▸ Instruction: Copy, from the entries below, each line where the word "between" can be found.

▸ Material for the task:
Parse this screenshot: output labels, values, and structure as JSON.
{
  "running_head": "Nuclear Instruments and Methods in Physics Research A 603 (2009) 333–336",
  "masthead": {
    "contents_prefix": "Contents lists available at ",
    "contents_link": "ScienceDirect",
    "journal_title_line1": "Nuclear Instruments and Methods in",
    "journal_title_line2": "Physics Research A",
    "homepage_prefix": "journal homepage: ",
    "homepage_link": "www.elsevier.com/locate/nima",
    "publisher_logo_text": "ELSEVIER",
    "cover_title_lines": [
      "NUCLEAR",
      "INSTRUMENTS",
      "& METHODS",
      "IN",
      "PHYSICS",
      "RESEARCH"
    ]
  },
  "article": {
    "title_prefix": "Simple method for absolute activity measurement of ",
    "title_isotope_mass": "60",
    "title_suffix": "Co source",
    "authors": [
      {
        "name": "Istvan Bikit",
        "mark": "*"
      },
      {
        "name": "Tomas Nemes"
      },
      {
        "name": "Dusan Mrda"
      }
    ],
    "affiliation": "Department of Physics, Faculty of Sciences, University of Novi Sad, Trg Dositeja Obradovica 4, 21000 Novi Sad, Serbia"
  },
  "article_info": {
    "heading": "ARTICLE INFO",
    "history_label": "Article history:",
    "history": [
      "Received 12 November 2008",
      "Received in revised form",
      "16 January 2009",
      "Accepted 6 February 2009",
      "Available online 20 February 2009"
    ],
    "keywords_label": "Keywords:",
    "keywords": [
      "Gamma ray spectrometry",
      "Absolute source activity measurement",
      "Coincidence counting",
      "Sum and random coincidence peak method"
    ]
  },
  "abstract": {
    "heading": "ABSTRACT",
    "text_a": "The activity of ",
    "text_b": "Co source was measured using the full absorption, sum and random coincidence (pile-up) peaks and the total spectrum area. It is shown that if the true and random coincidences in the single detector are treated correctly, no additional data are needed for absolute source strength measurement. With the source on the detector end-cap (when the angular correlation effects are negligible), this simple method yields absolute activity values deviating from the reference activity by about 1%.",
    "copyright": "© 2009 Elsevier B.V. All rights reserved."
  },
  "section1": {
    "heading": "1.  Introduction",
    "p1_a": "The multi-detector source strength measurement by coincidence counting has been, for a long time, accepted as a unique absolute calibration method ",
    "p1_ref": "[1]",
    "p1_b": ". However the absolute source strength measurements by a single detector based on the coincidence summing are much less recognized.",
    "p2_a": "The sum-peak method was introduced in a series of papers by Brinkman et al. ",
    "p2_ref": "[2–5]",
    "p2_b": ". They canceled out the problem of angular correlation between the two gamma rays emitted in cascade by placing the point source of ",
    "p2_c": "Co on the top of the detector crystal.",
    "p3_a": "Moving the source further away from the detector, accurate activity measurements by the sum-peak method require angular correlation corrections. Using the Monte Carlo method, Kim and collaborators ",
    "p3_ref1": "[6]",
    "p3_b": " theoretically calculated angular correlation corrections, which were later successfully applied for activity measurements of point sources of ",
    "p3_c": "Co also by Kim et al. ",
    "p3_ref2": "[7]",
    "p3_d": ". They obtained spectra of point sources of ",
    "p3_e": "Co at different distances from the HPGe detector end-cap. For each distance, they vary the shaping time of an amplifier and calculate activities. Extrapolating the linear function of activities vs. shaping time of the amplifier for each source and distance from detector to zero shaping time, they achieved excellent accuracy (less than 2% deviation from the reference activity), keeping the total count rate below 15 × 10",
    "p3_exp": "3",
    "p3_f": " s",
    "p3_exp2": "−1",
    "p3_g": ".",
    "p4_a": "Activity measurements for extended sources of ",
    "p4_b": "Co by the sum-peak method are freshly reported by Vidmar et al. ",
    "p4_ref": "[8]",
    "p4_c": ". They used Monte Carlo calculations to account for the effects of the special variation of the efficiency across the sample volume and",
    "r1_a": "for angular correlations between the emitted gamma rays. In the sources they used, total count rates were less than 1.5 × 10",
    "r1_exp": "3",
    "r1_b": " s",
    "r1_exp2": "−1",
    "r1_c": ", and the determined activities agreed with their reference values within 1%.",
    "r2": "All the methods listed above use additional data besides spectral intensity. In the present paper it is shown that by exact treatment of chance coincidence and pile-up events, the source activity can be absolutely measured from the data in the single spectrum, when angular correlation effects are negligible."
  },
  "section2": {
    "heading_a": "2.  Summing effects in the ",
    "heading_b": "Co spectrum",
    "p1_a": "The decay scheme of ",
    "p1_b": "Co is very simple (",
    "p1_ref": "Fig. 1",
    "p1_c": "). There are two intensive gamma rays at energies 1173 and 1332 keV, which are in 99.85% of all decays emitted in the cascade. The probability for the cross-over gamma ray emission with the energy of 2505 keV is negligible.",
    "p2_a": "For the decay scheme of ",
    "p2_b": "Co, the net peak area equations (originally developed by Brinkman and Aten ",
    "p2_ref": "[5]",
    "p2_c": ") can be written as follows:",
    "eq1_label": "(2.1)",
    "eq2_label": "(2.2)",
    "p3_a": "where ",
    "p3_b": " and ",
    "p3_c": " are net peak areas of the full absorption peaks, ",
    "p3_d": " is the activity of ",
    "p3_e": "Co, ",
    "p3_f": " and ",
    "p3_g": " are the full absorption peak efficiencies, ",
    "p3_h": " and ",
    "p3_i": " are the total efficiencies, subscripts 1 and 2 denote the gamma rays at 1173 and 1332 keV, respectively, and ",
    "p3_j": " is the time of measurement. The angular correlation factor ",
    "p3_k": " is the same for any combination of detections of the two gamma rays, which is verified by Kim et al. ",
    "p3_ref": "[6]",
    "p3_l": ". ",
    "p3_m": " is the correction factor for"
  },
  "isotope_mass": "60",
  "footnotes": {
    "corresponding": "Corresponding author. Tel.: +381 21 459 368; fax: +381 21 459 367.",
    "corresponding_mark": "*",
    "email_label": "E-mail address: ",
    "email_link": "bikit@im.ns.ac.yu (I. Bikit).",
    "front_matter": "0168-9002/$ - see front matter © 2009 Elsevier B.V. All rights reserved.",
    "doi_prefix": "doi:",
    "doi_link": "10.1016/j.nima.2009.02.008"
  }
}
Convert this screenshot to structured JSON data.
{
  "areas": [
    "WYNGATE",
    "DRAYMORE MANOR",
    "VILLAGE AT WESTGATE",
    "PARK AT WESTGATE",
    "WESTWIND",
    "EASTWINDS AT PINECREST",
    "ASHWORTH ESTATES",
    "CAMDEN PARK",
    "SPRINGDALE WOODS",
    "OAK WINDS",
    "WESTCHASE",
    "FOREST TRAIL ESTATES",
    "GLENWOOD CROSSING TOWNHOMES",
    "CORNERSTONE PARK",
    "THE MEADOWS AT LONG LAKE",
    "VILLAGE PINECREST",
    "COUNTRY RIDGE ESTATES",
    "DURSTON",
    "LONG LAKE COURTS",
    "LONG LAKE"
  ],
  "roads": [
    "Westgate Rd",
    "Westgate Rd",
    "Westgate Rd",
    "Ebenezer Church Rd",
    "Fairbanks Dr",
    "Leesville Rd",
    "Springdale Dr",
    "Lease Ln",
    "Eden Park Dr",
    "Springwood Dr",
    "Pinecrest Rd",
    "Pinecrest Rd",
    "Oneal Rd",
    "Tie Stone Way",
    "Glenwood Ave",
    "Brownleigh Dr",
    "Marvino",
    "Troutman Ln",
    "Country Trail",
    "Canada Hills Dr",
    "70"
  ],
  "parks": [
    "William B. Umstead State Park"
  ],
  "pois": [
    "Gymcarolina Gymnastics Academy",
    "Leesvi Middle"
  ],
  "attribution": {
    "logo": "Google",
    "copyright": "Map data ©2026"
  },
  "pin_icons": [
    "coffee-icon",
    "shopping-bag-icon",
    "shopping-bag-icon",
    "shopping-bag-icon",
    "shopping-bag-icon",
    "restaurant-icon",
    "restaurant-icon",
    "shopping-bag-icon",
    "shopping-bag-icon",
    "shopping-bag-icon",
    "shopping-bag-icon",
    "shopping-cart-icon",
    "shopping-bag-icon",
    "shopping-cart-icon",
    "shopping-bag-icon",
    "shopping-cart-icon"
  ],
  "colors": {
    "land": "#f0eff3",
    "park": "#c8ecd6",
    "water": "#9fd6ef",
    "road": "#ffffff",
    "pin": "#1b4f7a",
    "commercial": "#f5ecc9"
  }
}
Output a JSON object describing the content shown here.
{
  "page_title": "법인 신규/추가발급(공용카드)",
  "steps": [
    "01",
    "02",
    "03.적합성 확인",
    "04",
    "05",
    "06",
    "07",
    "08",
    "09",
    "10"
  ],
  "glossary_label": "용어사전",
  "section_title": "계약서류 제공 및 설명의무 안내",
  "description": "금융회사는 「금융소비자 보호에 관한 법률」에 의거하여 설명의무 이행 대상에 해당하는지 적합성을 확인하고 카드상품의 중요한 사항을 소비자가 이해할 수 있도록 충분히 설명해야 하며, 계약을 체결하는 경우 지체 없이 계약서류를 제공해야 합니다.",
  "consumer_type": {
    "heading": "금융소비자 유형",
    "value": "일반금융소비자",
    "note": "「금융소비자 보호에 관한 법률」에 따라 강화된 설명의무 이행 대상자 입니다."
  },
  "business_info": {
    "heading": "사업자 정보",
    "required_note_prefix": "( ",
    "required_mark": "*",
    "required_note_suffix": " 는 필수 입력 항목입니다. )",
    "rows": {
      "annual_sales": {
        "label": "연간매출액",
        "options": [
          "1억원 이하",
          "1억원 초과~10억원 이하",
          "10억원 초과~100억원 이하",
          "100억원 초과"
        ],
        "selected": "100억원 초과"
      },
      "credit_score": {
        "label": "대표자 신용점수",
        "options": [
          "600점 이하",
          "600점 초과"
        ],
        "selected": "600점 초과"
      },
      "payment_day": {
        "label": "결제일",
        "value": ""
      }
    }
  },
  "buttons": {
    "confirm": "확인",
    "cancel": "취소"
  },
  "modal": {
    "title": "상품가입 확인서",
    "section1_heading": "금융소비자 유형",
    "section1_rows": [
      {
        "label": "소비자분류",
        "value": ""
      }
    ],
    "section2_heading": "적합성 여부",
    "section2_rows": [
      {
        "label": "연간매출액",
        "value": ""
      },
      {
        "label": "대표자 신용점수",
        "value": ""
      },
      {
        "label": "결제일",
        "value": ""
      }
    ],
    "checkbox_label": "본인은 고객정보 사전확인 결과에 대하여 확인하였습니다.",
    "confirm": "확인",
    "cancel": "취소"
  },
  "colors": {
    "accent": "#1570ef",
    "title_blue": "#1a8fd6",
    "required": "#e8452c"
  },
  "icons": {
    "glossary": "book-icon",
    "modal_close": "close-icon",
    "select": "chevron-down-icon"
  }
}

▸ Result of this exercise:
    "p2_b": ". They canceled out the problem of angular correlation between the two gamma rays emitted in cascade by placing the point source of ",
    "r1_a": "for angular correlations between the emitted gamma rays. In the sources they used, total count rates were less than 1.5 × 10",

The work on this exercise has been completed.